REQUIRED WORK
Retype the material below. Keep every word exactly as it is.

Raw records
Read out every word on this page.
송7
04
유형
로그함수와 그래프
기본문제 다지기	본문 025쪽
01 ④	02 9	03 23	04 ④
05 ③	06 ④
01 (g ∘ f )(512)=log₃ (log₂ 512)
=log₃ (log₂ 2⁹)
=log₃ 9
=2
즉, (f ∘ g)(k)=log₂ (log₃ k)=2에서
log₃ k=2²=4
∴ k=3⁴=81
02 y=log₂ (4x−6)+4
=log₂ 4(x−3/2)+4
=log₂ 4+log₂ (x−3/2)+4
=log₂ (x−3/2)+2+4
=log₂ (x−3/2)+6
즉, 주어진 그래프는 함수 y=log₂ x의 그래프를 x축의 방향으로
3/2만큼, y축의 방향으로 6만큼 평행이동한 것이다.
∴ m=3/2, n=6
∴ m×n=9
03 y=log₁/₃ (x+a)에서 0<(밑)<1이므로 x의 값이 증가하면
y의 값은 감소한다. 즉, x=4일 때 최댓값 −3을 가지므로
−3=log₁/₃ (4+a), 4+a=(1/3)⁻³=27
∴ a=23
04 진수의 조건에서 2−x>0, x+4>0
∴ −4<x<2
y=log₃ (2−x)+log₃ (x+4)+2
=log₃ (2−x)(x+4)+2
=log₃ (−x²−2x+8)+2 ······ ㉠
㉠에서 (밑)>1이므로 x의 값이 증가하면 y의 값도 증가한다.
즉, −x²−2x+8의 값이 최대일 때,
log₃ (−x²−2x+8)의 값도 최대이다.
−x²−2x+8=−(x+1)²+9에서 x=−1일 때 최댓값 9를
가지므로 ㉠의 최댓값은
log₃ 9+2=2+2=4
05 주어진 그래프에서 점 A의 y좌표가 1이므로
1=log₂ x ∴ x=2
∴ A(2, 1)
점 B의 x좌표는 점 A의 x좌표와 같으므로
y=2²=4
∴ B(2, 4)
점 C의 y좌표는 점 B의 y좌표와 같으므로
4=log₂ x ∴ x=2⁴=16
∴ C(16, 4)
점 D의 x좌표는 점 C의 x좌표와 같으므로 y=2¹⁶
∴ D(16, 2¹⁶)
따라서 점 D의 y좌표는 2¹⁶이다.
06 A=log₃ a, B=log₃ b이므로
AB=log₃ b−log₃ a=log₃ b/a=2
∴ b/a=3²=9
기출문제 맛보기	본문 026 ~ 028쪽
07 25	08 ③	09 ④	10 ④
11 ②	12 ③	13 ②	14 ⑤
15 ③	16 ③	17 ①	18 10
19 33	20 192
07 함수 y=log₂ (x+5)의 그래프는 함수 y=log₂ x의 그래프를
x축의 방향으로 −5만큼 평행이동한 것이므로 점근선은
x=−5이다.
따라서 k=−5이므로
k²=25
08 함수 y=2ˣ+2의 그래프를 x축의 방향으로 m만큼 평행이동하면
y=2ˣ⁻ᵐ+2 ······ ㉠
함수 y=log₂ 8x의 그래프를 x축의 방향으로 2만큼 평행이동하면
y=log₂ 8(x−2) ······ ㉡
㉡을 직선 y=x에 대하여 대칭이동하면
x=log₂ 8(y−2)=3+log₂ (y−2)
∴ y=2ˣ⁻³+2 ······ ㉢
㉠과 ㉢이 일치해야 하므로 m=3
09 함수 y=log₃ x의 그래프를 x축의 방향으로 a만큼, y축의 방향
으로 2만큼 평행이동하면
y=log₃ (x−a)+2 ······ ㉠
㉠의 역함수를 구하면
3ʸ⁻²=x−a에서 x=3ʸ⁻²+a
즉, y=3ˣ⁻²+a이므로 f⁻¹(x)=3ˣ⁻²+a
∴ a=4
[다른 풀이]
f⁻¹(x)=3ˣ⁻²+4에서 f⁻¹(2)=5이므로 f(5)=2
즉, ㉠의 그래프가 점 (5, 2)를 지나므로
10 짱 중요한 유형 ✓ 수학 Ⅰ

SOLUTION TO THIS TASK
Read out every word on this page.
송7
04
유형
로그함수와 그래프
기본문제 다지기	본문 025쪽
01 ④	02 9	03 23	04 ④
05 ③	06 ④
01 (g ∘ f )(512)=log₃ (log₂ 512)
=log₃ (log₂ 2⁹)
=log₃ 9
=2
즉, (f ∘ g)(k)=log₂ (log₃ k)=2에서
log₃ k=2²=4
∴ k=3⁴=81
02 y=log₂ (4x−6)+4
=log₂ 4(x−3/2)+4
=log₂ 4+log₂ (x−3/2)+4
=log₂ (x−3/2)+2+4
=log₂ (x−3/2)+6
즉, 주어진 그래프는 함수 y=log₂ x의 그래프를 x축의 방향으로
3/2만큼, y축의 방향으로 6만큼 평행이동한 것이다.
∴ m=3/2, n=6
∴ m×n=9
03 y=log₁/₃ (x+a)에서 0<(밑)<1이므로 x의 값이 증가하면
y의 값은 감소한다. 즉, x=4일 때 최댓값 −3을 가지므로
−3=log₁/₃ (4+a), 4+a=(1/3)⁻³=27
∴ a=23
04 진수의 조건에서 2−x>0, x+4>0
∴ −4<x<2
y=log₃ (2−x)+log₃ (x+4)+2
=log₃ (2−x)(x+4)+2
=log₃ (−x²−2x+8)+2 ······ ㉠
㉠에서 (밑)>1이므로 x의 값이 증가하면 y의 값도 증가한다.
즉, −x²−2x+8의 값이 최대일 때,
log₃ (−x²−2x+8)의 값도 최대이다.
−x²−2x+8=−(x+1)²+9에서 x=−1일 때 최댓값 9를
가지므로 ㉠의 최댓값은
log₃ 9+2=2+2=4
05 주어진 그래프에서 점 A의 y좌표가 1이므로
1=log₂ x ∴ x=2
∴ A(2, 1)
점 B의 x좌표는 점 A의 x좌표와 같으므로
y=2²=4
∴ B(2, 4)
점 C의 y좌표는 점 B의 y좌표와 같으므로
4=log₂ x ∴ x=2⁴=16
∴ C(16, 4)
점 D의 x좌표는 점 C의 x좌표와 같으므로 y=2¹⁶
∴ D(16, 2¹⁶)
따라서 점 D의 y좌표는 2¹⁶이다.
06 A=log₃ a, B=log₃ b이므로
AB=log₃ b−log₃ a=log₃ b/a=2
∴ b/a=3²=9
기출문제 맛보기	본문 026 ~ 028쪽
07 25	08 ③	09 ④	10 ④
11 ②	12 ③	13 ②	14 ⑤
15 ③	16 ③	17 ①	18 10
19 33	20 192
07 함수 y=log₂ (x+5)의 그래프는 함수 y=log₂ x의 그래프를
x축의 방향으로 −5만큼 평행이동한 것이므로 점근선은
x=−5이다.
따라서 k=−5이므로
k²=25
08 함수 y=2ˣ+2의 그래프를 x축의 방향으로 m만큼 평행이동하면
y=2ˣ⁻ᵐ+2 ······ ㉠
함수 y=log₂ 8x의 그래프를 x축의 방향으로 2만큼 평행이동하면
y=log₂ 8(x−2) ······ ㉡
㉡을 직선 y=x에 대하여 대칭이동하면
x=log₂ 8(y−2)=3+log₂ (y−2)
∴ y=2ˣ⁻³+2 ······ ㉢
㉠과 ㉢이 일치해야 하므로 m=3
09 함수 y=log₃ x의 그래프를 x축의 방향으로 a만큼, y축의 방향
으로 2만큼 평행이동하면
y=log₃ (x−a)+2 ······ ㉠
㉠의 역함수를 구하면
3ʸ⁻²=x−a에서 x=3ʸ⁻²+a
즉, y=3ˣ⁻²+a이므로 f⁻¹(x)=3ˣ⁻²+a
∴ a=4
[다른 풀이]
f⁻¹(x)=3ˣ⁻²+4에서 f⁻¹(2)=5이므로 f(5)=2
즉, ㉠의 그래프가 점 (5, 2)를 지나므로
10 짱 중요한 유형 ✓ 수학 Ⅰ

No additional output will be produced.